[The request]
Would you return all of this data exactly, leaving nothing out?

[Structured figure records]
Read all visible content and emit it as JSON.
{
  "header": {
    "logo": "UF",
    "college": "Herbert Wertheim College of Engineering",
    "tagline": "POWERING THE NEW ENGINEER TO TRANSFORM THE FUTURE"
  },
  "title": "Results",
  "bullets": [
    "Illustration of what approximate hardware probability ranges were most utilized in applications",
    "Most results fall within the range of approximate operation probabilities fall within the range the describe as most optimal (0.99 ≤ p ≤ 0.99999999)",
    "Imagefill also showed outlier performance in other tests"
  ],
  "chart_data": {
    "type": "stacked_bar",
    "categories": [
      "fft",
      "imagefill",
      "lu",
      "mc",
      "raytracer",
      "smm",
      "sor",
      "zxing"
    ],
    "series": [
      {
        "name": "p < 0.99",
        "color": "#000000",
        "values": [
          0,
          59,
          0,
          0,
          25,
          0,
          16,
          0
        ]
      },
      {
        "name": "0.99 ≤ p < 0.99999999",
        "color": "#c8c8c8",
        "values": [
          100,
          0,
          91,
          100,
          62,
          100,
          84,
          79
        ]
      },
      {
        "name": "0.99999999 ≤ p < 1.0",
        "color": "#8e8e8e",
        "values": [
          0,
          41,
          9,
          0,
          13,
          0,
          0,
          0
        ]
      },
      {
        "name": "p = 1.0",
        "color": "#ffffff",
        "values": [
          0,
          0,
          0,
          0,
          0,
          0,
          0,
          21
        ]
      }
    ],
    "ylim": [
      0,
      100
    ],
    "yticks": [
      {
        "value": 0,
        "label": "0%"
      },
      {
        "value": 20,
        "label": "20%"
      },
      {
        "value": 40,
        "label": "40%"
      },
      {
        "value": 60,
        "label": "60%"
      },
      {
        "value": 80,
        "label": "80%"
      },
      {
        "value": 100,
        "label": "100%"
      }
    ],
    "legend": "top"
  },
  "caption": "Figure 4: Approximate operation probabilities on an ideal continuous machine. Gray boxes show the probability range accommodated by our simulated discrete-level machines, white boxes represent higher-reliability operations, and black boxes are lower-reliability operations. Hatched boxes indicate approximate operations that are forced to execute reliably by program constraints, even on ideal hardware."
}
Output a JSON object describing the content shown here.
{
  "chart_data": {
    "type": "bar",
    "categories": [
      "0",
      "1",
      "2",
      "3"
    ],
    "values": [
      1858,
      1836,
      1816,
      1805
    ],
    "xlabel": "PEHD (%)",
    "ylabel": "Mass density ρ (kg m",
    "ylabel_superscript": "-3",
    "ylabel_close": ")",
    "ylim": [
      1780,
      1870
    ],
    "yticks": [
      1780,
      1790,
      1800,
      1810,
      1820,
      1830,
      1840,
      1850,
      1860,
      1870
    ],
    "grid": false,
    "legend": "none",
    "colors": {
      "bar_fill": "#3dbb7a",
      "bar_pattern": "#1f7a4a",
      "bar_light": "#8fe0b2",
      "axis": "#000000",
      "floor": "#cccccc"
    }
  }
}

[Task output]
Read all visible content and emit it as JSON.
{
  "header": {
    "logo": "UF",
    "college": "Herbert Wertheim College of Engineering",
    "tagline": "POWERING THE NEW ENGINEER TO TRANSFORM THE FUTURE"
  },
  "title": "Results",
  "bullets": [
    "Illustration of what approximate hardware probability ranges were most utilized in applications",
    "Most results fall within the range of approximate operation probabilities fall within the range the describe as most optimal (0.99 ≤ p ≤ 0.99999999)",
    "Imagefill also showed outlier performance in other tests"
  ],
  "chart_data": {
    "type": "stacked_bar",
    "categories": [
      "fft",
      "imagefill",
      "lu",
      "mc",
      "raytracer",
      "smm",
      "sor",
      "zxing"
    ],
    "series": [
      {
        "name": "p < 0.99",
        "color": "#000000",
        "values": [
          0,
          59,
          0,
          0,
          25,
          0,
          16,
          0
        ]
      },
      {
        "name": "0.99 ≤ p < 0.99999999",
        "color": "#c8c8c8",
        "values": [
          100,
          0,
          91,
          100,
          62,
          100,
          84,
          79
        ]
      },
      {
        "name": "0.99999999 ≤ p < 1.0",
        "color": "#8e8e8e",
        "values": [
          0,
          41,
          9,
          0,
          13,
          0,
          0,
          0
        ]
      },
      {
        "name": "p = 1.0",
        "color": "#ffffff",
        "values": [
          0,
          0,
          0,
          0,
          0,
          0,
          0,
          21
        ]
      }
    ],
    "ylim": [
      0,
      100
    ],
    "yticks": [
      {
        "value": 0,
        "label": "0%"
      },
      {
        "value": 20,
        "label": "20%"
      },
      {
        "value": 40,
        "label": "40%"
      },
      {
        "value": 60,
        "label": "60%"
      },
      {
        "value": 80,
        "label": "80%"
      },
      {
        "value": 100,
        "label": "100%"
      }
    ],
    "legend": "top"
  },
  "caption": "Figure 4: Approximate operation probabilities on an ideal continuous machine. Gray boxes show the probability range accommodated by our simulated discrete-level machines, white boxes represent higher-reliability operations, and black boxes are lower-reliability operations. Hatched boxes indicate approximate operations that are forced to execute reliably by program constraints, even on ideal hardware."
}
Output a JSON object describing the content shown here.
{
  "chart_data": {
    "type": "bar",
    "categories": [
      "0",
      "1",
      "2",
      "3"
    ],
    "values": [
      1858,
      1836,
      1816,
      1805
    ],
    "xlabel": "PEHD (%)",
    "ylabel": "Mass density ρ (kg m",
    "ylabel_superscript": "-3",
    "ylabel_close": ")",
    "ylim": [
      1780,
      1870
    ],
    "yticks": [
      1780,
      1790,
      1800,
      1810,
      1820,
      1830,
      1840,
      1850,
      1860,
      1870
    ],
    "grid": false,
    "legend": "none",
    "colors": {
      "bar_fill": "#3dbb7a",
      "bar_pattern": "#1f7a4a",
      "bar_light": "#8fe0b2",
      "axis": "#000000",
      "floor": "#cccccc"
    }
  }
}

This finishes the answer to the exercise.